Task to complete
Pull every line with the word "Prix" out of the entries below.

Provided records
--- START ---
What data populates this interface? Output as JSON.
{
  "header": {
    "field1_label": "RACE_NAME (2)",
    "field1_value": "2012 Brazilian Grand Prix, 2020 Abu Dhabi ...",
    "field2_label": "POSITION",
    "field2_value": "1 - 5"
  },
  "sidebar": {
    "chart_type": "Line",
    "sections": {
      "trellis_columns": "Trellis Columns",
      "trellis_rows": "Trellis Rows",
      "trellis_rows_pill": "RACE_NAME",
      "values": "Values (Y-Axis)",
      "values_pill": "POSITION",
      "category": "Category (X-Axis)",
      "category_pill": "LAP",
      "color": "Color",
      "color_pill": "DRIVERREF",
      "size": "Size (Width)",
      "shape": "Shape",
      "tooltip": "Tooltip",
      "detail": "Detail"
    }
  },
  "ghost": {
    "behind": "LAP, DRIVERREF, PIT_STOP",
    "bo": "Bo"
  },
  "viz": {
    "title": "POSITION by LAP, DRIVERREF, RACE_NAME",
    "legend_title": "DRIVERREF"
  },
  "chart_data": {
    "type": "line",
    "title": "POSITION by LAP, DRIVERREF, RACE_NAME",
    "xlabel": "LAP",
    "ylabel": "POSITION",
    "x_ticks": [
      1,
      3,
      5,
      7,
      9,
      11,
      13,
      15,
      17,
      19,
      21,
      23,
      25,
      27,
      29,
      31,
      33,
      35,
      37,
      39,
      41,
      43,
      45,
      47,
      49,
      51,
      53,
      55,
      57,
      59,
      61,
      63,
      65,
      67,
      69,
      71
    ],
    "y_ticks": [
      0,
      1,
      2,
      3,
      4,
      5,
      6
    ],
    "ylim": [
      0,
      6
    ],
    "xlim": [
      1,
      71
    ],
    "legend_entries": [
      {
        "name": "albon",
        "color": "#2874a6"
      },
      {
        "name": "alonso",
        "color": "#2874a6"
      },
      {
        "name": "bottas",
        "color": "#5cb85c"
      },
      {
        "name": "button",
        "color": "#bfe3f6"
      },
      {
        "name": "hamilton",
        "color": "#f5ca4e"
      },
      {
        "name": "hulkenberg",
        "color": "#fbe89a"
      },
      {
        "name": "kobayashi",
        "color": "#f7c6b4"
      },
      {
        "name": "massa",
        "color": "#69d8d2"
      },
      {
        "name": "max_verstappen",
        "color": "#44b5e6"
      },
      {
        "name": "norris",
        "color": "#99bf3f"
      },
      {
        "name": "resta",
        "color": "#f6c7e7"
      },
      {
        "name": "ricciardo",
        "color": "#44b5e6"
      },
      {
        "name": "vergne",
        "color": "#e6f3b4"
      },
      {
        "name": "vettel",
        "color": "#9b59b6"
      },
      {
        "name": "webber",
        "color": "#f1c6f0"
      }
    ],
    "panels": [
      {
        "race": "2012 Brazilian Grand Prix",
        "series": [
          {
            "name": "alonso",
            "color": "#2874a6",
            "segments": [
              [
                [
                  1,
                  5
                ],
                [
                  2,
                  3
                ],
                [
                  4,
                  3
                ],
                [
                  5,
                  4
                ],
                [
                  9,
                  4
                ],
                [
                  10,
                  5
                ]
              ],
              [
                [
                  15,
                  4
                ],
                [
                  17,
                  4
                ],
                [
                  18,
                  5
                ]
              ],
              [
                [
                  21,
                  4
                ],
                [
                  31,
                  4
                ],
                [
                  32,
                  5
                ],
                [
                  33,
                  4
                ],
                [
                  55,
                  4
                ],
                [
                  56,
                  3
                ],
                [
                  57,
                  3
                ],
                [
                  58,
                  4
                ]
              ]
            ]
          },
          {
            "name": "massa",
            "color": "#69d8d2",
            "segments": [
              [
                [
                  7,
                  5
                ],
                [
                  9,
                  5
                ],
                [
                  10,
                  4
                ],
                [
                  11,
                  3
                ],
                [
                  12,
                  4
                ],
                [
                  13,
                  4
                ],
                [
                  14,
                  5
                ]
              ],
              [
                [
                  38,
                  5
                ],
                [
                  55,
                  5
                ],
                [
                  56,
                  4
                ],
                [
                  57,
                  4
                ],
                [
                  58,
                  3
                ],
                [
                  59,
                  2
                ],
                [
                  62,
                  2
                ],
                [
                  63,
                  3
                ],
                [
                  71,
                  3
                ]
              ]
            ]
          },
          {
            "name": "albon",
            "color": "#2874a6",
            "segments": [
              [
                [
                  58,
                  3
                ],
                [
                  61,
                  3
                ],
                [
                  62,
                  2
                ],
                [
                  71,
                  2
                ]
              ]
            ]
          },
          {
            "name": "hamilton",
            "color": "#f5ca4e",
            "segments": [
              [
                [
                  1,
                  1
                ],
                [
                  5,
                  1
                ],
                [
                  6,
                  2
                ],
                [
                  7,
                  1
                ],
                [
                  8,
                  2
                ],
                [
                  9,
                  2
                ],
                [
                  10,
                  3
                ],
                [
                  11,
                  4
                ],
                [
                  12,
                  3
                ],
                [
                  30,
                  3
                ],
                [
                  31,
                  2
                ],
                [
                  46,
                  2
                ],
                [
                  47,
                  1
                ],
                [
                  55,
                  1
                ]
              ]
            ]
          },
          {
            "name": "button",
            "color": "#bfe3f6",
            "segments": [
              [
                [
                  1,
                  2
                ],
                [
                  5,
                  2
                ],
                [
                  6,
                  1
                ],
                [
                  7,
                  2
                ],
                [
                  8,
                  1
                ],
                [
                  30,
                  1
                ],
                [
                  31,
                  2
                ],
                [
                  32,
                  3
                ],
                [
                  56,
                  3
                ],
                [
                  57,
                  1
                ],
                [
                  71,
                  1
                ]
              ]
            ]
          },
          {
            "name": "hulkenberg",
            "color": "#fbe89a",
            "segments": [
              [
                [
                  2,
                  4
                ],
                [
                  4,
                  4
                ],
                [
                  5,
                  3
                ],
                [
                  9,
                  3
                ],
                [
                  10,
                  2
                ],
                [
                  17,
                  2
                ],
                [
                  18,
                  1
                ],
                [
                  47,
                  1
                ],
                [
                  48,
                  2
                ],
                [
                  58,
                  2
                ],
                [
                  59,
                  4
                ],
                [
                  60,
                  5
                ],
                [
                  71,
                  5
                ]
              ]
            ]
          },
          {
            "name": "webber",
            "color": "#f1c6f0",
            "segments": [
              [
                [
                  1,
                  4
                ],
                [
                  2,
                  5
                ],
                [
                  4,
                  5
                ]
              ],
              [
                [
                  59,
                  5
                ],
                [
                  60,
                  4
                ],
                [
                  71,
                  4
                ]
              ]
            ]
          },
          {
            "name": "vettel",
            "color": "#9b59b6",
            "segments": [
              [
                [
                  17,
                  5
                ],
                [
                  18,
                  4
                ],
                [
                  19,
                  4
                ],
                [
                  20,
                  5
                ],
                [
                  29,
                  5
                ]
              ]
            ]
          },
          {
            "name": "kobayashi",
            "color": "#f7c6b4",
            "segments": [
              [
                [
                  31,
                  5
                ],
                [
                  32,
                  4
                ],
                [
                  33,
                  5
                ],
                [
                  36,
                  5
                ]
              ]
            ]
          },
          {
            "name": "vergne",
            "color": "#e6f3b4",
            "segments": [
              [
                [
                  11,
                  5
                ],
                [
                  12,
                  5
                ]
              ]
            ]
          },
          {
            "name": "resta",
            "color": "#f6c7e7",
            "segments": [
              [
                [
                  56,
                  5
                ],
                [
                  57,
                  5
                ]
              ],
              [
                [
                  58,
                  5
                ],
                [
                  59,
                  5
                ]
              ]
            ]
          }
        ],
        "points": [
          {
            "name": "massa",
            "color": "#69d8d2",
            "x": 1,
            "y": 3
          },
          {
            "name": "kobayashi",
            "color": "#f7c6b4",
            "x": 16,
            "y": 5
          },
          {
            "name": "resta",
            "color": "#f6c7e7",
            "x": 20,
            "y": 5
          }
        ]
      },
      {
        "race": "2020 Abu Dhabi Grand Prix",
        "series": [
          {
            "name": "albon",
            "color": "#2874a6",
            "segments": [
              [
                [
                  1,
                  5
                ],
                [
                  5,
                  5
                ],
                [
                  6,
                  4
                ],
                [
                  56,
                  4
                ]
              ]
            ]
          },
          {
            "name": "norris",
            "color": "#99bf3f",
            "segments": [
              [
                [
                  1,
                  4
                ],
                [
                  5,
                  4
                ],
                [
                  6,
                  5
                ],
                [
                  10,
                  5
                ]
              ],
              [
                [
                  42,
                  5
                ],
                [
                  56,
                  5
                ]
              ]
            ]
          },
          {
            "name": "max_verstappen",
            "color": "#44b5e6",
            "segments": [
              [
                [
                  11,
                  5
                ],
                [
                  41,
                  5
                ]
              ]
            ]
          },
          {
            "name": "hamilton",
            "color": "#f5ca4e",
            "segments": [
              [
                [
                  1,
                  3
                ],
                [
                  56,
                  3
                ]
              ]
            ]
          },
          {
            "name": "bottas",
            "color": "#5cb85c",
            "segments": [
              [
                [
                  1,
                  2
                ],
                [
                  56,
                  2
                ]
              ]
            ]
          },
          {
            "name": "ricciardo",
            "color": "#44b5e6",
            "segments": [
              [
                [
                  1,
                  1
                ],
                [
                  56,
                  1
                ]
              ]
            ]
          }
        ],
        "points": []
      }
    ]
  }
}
--- END ---
Response
    "field1_value": "2012 Brazilian Grand Prix, 2020 Abu Dhabi ...",
        "race": "2012 Brazilian Grand Prix",
        "race": "2020 Abu Dhabi Grand Prix",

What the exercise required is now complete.